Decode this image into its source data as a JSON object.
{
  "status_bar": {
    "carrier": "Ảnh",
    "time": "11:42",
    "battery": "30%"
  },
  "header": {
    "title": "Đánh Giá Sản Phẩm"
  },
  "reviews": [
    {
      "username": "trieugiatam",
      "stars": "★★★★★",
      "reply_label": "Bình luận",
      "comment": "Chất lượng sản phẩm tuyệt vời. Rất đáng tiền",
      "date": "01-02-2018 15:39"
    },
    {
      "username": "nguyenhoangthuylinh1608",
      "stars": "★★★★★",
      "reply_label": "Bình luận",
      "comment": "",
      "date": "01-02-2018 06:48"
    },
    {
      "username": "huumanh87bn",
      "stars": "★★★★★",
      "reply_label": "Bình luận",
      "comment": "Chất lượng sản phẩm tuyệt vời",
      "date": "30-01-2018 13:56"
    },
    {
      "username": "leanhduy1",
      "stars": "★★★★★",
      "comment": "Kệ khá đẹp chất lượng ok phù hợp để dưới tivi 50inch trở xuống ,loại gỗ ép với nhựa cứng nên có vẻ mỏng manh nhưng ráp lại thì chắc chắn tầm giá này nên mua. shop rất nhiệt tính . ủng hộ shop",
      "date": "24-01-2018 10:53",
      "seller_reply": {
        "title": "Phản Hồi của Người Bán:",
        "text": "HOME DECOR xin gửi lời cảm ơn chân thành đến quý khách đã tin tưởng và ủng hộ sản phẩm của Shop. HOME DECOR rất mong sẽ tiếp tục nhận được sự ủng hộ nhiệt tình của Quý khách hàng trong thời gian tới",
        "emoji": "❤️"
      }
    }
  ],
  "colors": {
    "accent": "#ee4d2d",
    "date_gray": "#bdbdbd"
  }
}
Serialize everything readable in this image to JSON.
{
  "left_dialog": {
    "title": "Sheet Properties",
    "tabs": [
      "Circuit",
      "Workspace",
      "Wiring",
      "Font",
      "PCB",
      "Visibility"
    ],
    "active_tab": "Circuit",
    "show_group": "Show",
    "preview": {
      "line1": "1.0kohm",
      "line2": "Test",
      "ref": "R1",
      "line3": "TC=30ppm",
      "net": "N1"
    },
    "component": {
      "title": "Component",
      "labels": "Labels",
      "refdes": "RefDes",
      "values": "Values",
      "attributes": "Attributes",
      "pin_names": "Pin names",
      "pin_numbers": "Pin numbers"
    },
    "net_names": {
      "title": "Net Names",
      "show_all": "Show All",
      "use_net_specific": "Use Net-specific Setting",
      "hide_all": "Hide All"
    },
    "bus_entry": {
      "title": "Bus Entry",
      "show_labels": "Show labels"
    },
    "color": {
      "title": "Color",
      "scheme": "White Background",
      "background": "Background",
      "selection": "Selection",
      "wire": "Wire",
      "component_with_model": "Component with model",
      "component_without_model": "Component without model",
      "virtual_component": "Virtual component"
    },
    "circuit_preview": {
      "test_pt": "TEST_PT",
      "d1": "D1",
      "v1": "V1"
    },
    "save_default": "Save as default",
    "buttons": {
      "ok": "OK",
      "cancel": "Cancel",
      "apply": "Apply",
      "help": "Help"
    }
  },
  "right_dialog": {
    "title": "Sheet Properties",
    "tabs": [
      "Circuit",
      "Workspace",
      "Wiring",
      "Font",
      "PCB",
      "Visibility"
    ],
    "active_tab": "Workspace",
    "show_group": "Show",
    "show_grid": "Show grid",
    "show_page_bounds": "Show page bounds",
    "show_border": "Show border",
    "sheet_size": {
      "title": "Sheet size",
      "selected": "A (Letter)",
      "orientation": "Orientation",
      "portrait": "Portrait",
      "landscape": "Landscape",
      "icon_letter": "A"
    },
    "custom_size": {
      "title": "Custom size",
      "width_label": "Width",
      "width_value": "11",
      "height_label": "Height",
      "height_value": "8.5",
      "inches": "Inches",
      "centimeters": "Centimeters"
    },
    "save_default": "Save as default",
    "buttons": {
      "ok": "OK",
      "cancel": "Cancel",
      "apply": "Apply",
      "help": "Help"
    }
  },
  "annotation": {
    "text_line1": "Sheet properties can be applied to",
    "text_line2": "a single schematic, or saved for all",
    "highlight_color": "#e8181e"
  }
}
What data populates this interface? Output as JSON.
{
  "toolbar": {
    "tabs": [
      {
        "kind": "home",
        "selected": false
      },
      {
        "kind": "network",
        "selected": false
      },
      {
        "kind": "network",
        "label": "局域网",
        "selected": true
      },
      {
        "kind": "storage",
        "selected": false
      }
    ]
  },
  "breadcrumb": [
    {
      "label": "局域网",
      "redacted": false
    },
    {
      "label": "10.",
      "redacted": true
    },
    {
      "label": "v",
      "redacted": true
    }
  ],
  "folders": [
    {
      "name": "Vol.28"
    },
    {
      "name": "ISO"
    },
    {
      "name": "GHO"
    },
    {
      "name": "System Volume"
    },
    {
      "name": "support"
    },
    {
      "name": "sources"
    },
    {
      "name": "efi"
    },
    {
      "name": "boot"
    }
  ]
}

.....

(Task instructions): Repeat the material from above exactly, word for word.

(Written answer):
Decode this image into its source data as a JSON object.
{
  "status_bar": {
    "carrier": "Ảnh",
    "time": "11:42",
    "battery": "30%"
  },
  "header": {
    "title": "Đánh Giá Sản Phẩm"
  },
  "reviews": [
    {
      "username": "trieugiatam",
      "stars": "★★★★★",
      "reply_label": "Bình luận",
      "comment": "Chất lượng sản phẩm tuyệt vời. Rất đáng tiền",
      "date": "01-02-2018 15:39"
    },
    {
      "username": "nguyenhoangthuylinh1608",
      "stars": "★★★★★",
      "reply_label": "Bình luận",
      "comment": "",
      "date": "01-02-2018 06:48"
    },
    {
      "username": "huumanh87bn",
      "stars": "★★★★★",
      "reply_label": "Bình luận",
      "comment": "Chất lượng sản phẩm tuyệt vời",
      "date": "30-01-2018 13:56"
    },
    {
      "username": "leanhduy1",
      "stars": "★★★★★",
      "comment": "Kệ khá đẹp chất lượng ok phù hợp để dưới tivi 50inch trở xuống ,loại gỗ ép với nhựa cứng nên có vẻ mỏng manh nhưng ráp lại thì chắc chắn tầm giá này nên mua. shop rất nhiệt tính . ủng hộ shop",
      "date": "24-01-2018 10:53",
      "seller_reply": {
        "title": "Phản Hồi của Người Bán:",
        "text": "HOME DECOR xin gửi lời cảm ơn chân thành đến quý khách đã tin tưởng và ủng hộ sản phẩm của Shop. HOME DECOR rất mong sẽ tiếp tục nhận được sự ủng hộ nhiệt tình của Quý khách hàng trong thời gian tới",
        "emoji": "❤️"
      }
    }
  ],
  "colors": {
    "accent": "#ee4d2d",
    "date_gray": "#bdbdbd"
  }
}
Serialize everything readable in this image to JSON.
{
  "left_dialog": {
    "title": "Sheet Properties",
    "tabs": [
      "Circuit",
      "Workspace",
      "Wiring",
      "Font",
      "PCB",
      "Visibility"
    ],
    "active_tab": "Circuit",
    "show_group": "Show",
    "preview": {
      "line1": "1.0kohm",
      "line2": "Test",
      "ref": "R1",
      "line3": "TC=30ppm",
      "net": "N1"
    },
    "component": {
      "title": "Component",
      "labels": "Labels",
      "refdes": "RefDes",
      "values": "Values",
      "attributes": "Attributes",
      "pin_names": "Pin names",
      "pin_numbers": "Pin numbers"
    },
    "net_names": {
      "title": "Net Names",
      "show_all": "Show All",
      "use_net_specific": "Use Net-specific Setting",
      "hide_all": "Hide All"
    },
    "bus_entry": {
      "title": "Bus Entry",
      "show_labels": "Show labels"
    },
    "color": {
      "title": "Color",
      "scheme": "White Background",
      "background": "Background",
      "selection": "Selection",
      "wire": "Wire",
      "component_with_model": "Component with model",
      "component_without_model": "Component without model",
      "virtual_component": "Virtual component"
    },
    "circuit_preview": {
      "test_pt": "TEST_PT",
      "d1": "D1",
      "v1": "V1"
    },
    "save_default": "Save as default",
    "buttons": {
      "ok": "OK",
      "cancel": "Cancel",
      "apply": "Apply",
      "help": "Help"
    }
  },
  "right_dialog": {
    "title": "Sheet Properties",
    "tabs": [
      "Circuit",
      "Workspace",
      "Wiring",
      "Font",
      "PCB",
      "Visibility"
    ],
    "active_tab": "Workspace",
    "show_group": "Show",
    "show_grid": "Show grid",
    "show_page_bounds": "Show page bounds",
    "show_border": "Show border",
    "sheet_size": {
      "title": "Sheet size",
      "selected": "A (Letter)",
      "orientation": "Orientation",
      "portrait": "Portrait",
      "landscape": "Landscape",
      "icon_letter": "A"
    },
    "custom_size": {
      "title": "Custom size",
      "width_label": "Width",
      "width_value": "11",
      "height_label": "Height",
      "height_value": "8.5",
      "inches": "Inches",
      "centimeters": "Centimeters"
    },
    "save_default": "Save as default",
    "buttons": {
      "ok": "OK",
      "cancel": "Cancel",
      "apply": "Apply",
      "help": "Help"
    }
  },
  "annotation": {
    "text_line1": "Sheet properties can be applied to",
    "text_line2": "a single schematic, or saved for all",
    "highlight_color": "#e8181e"
  }
}
What data populates this interface? Output as JSON.
{
  "toolbar": {
    "tabs": [
      {
        "kind": "home",
        "selected": false
      },
      {
        "kind": "network",
        "selected": false
      },
      {
        "kind": "network",
        "label": "局域网",
        "selected": true
      },
      {
        "kind": "storage",
        "selected": false
      }
    ]
  },
  "breadcrumb": [
    {
      "label": "局域网",
      "redacted": false
    },
    {
      "label": "10.",
      "redacted": true
    },
    {
      "label": "v",
      "redacted": true
    }
  ],
  "folders": [
    {
      "name": "Vol.28"
    },
    {
      "name": "ISO"
    },
    {
      "name": "GHO"
    },
    {
      "name": "System Volume"
    },
    {
      "name": "support"
    },
    {
      "name": "sources"
    },
    {
      "name": "efi"
    },
    {
      "name": "boot"
    }
  ]
}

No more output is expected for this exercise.